• [Do this]: From the data that follows, copy every line holding the string "koncepcję".

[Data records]

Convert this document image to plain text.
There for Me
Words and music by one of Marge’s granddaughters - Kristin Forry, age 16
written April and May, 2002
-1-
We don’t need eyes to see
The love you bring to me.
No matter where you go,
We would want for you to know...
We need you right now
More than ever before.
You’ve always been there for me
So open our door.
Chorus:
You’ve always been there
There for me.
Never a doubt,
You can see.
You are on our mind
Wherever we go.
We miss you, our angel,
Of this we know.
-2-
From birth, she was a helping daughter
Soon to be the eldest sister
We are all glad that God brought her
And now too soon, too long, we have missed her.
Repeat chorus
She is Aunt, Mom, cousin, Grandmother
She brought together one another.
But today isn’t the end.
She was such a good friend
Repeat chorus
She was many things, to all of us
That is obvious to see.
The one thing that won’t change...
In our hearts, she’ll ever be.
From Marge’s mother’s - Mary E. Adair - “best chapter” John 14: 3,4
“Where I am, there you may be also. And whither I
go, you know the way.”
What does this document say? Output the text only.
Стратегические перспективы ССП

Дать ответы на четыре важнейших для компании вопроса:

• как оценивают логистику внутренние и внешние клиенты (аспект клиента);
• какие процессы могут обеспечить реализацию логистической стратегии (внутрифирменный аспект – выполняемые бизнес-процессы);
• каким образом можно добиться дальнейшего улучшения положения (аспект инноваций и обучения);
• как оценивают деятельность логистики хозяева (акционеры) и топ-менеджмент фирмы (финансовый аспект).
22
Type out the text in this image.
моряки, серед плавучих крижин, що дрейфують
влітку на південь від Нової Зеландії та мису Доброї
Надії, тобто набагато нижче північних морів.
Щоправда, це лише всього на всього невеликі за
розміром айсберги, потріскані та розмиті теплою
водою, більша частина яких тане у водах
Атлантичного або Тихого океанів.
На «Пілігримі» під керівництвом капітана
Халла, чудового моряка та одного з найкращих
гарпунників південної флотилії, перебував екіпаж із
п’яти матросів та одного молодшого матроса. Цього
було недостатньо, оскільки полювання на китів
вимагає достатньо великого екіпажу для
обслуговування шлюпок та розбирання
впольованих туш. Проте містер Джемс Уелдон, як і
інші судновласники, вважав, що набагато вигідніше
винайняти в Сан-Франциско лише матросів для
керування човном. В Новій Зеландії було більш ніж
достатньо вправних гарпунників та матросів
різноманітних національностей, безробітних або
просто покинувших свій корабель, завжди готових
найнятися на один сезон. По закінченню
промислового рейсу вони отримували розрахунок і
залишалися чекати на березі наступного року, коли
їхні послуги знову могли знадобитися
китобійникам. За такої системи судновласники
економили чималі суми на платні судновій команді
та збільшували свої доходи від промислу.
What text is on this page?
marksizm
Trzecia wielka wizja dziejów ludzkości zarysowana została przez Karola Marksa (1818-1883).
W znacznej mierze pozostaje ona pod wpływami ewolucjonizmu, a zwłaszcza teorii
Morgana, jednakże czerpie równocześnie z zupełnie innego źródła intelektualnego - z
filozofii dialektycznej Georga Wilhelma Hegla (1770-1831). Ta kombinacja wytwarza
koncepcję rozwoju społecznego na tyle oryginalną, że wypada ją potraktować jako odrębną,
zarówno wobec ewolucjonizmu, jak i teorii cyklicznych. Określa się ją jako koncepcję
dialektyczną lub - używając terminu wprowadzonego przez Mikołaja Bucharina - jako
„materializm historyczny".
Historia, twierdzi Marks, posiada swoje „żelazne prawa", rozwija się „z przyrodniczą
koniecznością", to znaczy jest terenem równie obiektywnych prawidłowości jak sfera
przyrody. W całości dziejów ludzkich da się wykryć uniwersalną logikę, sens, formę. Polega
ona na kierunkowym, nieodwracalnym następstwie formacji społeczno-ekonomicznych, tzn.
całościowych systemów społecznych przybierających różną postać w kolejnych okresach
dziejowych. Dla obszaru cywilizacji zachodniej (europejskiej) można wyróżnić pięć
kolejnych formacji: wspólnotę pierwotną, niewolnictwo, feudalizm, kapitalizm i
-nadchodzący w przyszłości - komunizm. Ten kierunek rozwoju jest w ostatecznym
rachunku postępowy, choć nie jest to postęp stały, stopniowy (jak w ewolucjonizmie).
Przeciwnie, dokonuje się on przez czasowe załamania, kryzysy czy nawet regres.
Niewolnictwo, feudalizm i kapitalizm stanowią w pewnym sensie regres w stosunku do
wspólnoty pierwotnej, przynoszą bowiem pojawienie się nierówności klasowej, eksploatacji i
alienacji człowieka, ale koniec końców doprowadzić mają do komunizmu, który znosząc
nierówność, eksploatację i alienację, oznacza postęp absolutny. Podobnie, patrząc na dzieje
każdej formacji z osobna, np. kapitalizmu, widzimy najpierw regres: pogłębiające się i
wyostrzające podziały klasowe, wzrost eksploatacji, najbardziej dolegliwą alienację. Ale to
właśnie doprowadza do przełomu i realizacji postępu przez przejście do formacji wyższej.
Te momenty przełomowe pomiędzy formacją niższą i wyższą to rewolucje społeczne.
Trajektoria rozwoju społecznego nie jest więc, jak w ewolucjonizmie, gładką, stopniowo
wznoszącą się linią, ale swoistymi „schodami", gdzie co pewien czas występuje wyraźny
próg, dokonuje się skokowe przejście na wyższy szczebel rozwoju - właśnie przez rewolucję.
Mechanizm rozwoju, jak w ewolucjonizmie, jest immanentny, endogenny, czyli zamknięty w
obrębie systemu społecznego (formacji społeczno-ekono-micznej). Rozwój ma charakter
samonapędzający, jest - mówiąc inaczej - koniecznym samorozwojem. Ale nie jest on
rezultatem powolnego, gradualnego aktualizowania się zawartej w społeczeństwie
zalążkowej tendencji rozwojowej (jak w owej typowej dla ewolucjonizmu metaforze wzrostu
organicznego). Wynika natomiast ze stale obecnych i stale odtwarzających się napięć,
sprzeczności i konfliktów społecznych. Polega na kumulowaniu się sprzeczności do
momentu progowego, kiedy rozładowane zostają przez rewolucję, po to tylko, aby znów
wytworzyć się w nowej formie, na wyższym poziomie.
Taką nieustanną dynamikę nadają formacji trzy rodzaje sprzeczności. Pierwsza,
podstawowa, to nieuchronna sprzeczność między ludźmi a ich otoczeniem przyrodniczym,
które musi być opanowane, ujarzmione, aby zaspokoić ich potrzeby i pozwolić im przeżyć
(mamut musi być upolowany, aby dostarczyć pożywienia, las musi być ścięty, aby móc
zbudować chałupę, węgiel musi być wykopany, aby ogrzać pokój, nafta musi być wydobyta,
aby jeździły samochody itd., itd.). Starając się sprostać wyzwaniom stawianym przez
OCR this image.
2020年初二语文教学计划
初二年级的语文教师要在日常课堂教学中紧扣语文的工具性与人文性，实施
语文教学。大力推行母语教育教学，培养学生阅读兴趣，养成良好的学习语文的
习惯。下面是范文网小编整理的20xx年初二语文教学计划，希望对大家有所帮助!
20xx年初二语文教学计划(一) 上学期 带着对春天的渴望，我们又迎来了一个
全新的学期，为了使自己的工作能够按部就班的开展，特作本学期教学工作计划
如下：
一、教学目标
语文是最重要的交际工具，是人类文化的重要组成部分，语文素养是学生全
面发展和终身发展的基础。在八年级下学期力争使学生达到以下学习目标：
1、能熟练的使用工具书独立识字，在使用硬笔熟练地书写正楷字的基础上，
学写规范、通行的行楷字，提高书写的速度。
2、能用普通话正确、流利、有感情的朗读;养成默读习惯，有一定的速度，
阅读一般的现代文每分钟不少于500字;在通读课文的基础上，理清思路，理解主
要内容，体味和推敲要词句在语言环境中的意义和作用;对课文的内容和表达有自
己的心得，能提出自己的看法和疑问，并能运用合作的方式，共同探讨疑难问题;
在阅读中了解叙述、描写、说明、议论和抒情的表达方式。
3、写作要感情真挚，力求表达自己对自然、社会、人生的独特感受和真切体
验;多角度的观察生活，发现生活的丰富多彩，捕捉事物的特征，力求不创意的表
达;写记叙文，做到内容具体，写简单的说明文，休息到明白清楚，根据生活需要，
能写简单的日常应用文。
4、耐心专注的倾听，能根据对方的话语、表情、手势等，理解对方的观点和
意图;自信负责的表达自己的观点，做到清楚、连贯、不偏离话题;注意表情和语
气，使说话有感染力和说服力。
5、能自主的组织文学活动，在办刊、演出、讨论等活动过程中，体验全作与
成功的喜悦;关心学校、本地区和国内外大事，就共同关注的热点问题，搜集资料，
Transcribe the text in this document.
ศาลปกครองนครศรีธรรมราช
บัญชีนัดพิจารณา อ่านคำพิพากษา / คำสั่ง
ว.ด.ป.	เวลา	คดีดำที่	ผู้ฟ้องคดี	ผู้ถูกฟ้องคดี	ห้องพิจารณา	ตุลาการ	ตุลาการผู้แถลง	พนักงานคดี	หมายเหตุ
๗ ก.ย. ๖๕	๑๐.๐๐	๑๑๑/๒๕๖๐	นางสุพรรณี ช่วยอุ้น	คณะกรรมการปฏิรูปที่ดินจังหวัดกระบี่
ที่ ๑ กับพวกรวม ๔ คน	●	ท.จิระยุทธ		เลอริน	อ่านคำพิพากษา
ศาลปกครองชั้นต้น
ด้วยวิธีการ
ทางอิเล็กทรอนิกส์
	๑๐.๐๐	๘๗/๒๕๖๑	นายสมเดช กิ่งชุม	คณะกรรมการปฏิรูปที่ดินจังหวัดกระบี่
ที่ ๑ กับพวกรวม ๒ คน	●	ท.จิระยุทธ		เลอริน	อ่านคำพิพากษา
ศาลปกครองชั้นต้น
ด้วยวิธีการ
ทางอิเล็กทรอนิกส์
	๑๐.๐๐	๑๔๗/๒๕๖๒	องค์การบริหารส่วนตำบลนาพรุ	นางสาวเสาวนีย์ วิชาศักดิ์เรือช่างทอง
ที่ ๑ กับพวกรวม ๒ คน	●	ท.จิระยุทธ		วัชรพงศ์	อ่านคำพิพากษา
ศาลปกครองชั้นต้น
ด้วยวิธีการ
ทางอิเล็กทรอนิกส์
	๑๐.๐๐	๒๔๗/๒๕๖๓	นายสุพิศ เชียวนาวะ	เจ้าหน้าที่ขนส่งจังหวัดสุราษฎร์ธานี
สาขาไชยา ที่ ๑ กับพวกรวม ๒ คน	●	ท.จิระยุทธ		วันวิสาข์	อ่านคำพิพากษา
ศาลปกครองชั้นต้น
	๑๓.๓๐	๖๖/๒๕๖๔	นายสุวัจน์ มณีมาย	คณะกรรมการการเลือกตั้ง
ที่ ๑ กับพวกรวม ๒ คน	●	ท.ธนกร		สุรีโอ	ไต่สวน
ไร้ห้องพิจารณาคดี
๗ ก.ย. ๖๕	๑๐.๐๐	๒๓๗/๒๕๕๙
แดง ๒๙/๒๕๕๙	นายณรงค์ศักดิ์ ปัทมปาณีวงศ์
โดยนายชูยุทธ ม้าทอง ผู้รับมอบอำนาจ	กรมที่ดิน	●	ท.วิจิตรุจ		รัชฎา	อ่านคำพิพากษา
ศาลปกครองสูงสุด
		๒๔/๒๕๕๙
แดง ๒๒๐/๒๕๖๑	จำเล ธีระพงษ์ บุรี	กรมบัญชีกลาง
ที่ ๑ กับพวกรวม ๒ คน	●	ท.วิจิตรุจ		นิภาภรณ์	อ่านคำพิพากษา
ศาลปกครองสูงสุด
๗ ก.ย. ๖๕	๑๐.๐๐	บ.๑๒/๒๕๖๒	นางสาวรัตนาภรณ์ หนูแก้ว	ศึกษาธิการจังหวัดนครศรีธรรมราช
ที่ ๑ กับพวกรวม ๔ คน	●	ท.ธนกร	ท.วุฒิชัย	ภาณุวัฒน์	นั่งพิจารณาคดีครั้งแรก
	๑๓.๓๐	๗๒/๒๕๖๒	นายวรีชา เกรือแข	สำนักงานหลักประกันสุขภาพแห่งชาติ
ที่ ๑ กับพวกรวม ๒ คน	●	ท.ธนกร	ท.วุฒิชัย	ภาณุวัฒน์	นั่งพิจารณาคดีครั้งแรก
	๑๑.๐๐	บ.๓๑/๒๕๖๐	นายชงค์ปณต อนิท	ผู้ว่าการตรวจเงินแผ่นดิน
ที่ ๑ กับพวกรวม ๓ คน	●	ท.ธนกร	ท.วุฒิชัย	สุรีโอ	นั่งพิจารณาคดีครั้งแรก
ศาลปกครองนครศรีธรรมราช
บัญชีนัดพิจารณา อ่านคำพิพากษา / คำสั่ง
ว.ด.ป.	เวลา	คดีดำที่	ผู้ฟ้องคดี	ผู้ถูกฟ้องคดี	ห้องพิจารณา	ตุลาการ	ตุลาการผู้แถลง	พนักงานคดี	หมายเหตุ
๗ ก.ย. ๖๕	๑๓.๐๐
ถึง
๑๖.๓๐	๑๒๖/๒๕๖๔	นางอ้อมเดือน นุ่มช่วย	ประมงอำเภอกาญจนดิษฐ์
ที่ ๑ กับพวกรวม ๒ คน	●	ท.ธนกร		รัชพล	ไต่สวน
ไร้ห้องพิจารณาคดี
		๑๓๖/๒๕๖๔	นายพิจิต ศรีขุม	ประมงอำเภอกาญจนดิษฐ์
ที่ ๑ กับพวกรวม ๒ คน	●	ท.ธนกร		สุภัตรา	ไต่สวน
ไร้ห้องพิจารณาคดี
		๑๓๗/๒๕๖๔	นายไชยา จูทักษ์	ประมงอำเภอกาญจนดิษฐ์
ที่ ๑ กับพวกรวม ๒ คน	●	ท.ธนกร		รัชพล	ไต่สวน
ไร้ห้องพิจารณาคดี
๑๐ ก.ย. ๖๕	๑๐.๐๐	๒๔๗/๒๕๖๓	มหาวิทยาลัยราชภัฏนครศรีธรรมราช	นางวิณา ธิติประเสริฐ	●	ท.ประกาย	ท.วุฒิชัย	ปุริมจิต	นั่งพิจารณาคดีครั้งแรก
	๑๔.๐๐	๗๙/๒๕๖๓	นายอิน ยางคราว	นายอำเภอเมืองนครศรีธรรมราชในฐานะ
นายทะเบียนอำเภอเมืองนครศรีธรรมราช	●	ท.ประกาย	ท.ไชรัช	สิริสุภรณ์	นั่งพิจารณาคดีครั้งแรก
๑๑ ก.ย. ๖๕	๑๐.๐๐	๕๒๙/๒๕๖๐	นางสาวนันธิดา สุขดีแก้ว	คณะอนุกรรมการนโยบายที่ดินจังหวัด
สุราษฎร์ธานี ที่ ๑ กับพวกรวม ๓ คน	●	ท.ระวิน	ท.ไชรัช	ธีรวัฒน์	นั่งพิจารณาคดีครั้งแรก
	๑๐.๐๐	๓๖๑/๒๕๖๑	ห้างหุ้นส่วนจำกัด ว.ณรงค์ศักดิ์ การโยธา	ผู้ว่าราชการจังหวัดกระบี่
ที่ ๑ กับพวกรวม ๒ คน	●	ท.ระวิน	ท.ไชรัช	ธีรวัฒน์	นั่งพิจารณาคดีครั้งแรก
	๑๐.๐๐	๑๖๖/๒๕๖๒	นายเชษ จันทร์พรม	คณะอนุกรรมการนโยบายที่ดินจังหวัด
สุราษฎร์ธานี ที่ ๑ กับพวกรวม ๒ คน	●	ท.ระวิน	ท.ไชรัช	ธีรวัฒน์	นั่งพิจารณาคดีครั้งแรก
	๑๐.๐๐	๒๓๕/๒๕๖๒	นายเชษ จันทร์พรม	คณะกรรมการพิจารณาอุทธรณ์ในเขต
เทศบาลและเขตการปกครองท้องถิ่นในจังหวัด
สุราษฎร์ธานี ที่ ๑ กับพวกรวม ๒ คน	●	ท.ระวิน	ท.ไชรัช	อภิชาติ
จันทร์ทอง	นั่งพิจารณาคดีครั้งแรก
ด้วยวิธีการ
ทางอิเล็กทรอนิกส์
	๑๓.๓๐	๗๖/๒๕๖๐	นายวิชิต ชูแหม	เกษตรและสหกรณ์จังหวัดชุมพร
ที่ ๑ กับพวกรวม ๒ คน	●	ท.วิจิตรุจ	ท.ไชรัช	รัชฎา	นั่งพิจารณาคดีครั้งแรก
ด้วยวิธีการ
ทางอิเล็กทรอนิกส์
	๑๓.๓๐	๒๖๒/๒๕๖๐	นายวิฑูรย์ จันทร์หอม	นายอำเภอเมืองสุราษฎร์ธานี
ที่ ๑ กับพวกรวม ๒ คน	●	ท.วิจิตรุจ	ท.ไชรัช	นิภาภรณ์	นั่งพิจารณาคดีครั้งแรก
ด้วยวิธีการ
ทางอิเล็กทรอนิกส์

• [Exercise answer]:
koncepcję rozwoju społecznego na tyle oryginalną, że wypada ją potraktować jako odrębną,
zarówno wobec ewolucjonizmu, jak i teorii cyklicznych. Określa się ją jako koncepcję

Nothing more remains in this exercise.